**Task to carry out**
Draw out every line with the word "permeabilities" from the listing below.

Dataset records:
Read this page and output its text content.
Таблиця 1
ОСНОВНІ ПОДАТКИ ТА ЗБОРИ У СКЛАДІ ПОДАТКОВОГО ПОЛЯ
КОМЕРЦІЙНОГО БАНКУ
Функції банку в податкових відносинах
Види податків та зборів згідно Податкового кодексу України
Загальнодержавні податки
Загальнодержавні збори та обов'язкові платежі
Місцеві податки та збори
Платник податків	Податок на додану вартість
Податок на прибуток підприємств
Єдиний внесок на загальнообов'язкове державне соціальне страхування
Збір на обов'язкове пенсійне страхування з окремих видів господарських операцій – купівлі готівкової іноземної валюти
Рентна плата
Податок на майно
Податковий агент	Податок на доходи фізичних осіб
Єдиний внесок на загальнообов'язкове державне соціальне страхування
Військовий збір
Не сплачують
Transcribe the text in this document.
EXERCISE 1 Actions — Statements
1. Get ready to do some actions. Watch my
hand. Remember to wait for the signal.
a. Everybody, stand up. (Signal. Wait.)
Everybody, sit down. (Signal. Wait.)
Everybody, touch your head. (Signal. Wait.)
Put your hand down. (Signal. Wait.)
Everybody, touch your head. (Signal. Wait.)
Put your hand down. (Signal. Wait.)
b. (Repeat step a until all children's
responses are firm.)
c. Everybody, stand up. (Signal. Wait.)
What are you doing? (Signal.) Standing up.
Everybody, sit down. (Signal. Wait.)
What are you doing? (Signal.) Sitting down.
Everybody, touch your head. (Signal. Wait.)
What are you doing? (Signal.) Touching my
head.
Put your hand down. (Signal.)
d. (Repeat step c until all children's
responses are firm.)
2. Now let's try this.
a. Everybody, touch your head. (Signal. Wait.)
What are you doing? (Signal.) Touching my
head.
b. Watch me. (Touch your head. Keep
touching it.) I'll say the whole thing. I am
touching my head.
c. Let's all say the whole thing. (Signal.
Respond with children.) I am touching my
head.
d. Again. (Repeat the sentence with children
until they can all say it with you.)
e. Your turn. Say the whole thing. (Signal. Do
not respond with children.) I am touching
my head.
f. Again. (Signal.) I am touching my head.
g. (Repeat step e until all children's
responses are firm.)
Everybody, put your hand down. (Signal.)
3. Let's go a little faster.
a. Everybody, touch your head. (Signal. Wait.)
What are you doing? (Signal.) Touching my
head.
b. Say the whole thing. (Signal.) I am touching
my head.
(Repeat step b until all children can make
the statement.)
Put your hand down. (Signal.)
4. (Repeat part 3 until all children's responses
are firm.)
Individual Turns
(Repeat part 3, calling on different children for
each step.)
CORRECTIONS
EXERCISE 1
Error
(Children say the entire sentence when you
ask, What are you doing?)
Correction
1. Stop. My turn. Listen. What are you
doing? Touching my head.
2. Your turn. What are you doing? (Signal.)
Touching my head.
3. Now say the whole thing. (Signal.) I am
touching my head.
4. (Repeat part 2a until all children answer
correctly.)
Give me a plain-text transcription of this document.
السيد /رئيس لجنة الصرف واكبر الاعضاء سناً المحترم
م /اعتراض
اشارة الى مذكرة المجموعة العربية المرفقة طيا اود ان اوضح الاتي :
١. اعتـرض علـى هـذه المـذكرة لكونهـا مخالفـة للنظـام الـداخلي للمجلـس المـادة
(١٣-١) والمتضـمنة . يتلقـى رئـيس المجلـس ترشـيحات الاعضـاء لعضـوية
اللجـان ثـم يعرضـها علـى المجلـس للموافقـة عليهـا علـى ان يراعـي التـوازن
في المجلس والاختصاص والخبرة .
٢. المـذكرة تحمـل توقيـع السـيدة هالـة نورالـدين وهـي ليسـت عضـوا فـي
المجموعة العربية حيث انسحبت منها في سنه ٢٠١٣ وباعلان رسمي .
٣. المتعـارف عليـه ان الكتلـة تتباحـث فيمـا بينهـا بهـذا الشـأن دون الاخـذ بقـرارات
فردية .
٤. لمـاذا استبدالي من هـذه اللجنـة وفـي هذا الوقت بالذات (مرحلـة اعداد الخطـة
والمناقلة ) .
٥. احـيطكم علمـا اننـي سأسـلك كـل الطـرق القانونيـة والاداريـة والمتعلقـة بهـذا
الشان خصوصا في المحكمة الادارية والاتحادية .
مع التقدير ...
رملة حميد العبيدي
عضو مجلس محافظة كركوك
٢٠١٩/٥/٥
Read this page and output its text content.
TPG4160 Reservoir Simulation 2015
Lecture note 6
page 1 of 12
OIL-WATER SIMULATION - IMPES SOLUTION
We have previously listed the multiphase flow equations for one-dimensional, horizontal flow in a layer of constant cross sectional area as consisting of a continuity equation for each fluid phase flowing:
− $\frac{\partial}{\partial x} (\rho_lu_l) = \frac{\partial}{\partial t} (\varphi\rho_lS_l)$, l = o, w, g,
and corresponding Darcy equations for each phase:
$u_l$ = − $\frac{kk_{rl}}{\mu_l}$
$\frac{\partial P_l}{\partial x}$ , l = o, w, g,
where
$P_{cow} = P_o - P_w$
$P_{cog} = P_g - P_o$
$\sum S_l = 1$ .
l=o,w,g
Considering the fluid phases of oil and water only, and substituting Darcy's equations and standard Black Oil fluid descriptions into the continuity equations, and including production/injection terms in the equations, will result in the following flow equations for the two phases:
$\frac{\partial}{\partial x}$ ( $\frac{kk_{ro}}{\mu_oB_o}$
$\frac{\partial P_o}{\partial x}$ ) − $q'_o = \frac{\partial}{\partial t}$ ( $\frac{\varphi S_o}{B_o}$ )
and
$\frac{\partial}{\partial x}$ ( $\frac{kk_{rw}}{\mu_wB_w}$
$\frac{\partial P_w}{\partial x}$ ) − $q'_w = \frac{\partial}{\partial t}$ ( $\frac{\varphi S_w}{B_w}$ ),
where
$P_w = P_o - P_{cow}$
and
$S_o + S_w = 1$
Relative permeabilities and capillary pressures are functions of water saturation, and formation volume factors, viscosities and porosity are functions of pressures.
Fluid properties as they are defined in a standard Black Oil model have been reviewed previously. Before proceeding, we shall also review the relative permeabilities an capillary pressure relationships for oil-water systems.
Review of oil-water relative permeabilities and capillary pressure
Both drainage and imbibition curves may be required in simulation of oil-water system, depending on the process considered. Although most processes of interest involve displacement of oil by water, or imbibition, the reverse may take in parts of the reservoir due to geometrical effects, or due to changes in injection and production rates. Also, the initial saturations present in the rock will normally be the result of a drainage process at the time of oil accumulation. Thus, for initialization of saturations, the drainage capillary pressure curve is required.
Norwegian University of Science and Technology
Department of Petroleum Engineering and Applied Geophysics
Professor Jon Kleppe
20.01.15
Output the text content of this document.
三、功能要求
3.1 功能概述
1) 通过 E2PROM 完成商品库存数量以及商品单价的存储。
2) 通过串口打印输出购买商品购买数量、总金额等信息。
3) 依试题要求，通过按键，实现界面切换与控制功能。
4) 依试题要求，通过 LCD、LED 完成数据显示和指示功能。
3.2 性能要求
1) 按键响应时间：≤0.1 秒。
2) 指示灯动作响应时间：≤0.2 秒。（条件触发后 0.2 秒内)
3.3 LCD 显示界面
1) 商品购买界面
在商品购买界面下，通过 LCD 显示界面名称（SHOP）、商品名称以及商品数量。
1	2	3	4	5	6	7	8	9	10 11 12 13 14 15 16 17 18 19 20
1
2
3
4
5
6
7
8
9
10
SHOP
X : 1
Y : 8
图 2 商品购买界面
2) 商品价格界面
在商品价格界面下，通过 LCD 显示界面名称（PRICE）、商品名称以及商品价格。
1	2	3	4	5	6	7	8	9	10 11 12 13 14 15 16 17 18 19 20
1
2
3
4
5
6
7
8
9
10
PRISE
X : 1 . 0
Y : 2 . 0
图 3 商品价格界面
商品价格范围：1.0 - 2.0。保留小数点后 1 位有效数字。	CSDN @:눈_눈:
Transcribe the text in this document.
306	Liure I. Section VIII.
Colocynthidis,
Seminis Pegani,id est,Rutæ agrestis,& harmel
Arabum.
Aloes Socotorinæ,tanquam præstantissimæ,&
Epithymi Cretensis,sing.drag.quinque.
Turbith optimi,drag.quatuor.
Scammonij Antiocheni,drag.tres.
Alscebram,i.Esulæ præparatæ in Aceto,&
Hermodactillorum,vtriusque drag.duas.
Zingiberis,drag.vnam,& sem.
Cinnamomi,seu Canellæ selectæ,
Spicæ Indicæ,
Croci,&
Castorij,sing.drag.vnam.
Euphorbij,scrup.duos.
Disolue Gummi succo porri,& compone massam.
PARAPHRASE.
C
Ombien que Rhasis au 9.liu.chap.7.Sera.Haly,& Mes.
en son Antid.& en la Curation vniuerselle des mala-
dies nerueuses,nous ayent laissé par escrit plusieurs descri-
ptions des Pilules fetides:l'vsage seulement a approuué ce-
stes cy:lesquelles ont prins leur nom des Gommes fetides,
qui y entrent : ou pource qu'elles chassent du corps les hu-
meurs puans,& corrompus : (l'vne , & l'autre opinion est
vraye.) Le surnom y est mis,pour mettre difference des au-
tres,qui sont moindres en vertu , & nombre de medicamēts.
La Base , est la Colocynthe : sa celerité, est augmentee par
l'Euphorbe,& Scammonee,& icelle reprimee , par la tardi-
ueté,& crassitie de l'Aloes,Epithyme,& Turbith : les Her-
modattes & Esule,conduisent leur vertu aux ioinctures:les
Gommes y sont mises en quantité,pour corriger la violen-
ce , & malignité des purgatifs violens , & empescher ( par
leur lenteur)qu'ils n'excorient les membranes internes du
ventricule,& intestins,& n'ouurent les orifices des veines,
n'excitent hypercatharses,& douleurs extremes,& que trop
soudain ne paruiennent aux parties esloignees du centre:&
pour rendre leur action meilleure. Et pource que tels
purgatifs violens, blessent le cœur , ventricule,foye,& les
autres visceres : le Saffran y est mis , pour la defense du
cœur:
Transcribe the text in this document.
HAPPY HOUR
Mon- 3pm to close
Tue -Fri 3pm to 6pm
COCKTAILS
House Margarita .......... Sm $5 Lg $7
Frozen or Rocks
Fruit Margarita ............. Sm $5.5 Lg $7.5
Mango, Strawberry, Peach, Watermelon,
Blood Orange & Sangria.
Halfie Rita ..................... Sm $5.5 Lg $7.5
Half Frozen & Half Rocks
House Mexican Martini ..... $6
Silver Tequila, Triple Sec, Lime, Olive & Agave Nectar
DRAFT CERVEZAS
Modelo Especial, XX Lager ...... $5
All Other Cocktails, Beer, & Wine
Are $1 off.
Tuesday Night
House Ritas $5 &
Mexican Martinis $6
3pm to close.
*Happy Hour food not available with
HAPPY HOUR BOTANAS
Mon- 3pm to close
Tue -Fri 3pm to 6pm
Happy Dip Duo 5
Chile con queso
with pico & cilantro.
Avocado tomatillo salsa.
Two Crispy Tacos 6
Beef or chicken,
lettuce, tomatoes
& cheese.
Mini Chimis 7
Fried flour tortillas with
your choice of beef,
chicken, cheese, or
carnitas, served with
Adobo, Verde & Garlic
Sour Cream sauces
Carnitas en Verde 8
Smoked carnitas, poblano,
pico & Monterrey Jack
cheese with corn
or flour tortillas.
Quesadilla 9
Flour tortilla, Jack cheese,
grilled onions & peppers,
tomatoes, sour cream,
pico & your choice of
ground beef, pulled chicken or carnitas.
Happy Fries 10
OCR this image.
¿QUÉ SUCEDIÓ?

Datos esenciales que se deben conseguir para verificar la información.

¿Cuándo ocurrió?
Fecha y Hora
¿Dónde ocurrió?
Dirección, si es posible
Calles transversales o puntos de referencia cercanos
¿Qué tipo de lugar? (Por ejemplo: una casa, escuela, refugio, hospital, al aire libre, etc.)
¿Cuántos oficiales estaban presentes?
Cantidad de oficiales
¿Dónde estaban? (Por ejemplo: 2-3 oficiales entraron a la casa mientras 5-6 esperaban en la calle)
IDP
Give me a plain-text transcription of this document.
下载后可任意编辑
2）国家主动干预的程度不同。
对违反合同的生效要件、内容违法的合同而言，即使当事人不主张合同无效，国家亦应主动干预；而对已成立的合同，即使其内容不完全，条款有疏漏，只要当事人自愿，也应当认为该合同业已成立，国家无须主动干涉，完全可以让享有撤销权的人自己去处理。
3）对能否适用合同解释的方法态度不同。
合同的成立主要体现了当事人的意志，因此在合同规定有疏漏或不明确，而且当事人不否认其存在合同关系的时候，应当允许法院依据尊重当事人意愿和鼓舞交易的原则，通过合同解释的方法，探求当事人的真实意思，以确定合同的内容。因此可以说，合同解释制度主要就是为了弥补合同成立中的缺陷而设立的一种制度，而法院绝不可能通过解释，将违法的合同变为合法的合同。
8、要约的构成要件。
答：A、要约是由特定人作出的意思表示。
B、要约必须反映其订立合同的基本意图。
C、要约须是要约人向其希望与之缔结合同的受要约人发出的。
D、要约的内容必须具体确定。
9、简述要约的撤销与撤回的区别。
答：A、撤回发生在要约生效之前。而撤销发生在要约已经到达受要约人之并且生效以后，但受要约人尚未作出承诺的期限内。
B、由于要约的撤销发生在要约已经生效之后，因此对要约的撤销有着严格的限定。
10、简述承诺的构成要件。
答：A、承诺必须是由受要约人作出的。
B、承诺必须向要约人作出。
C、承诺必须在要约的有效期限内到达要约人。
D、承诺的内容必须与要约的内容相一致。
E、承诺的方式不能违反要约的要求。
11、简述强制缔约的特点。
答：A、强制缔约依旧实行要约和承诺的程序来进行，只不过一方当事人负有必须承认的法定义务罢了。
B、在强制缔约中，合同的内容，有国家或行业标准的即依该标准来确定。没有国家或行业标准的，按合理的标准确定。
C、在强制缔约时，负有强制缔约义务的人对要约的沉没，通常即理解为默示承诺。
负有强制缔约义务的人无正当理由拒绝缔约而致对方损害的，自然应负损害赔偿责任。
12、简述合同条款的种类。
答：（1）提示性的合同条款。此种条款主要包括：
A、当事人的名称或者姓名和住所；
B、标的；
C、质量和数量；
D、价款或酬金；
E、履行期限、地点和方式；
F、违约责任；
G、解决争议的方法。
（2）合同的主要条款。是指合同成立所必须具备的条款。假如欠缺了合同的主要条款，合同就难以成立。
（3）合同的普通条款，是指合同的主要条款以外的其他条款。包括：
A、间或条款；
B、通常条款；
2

**Expected answer**
Relative permeabilities and capillary pressures are functions of water saturation, and formation volume factors, viscosities and porosity are functions of pressures.
Fluid properties as they are defined in a standard Black Oil model have been reviewed previously. Before proceeding, we shall also review the relative permeabilities an capillary pressure relationships for oil-water systems.
Review of oil-water relative permeabilities and capillary pressure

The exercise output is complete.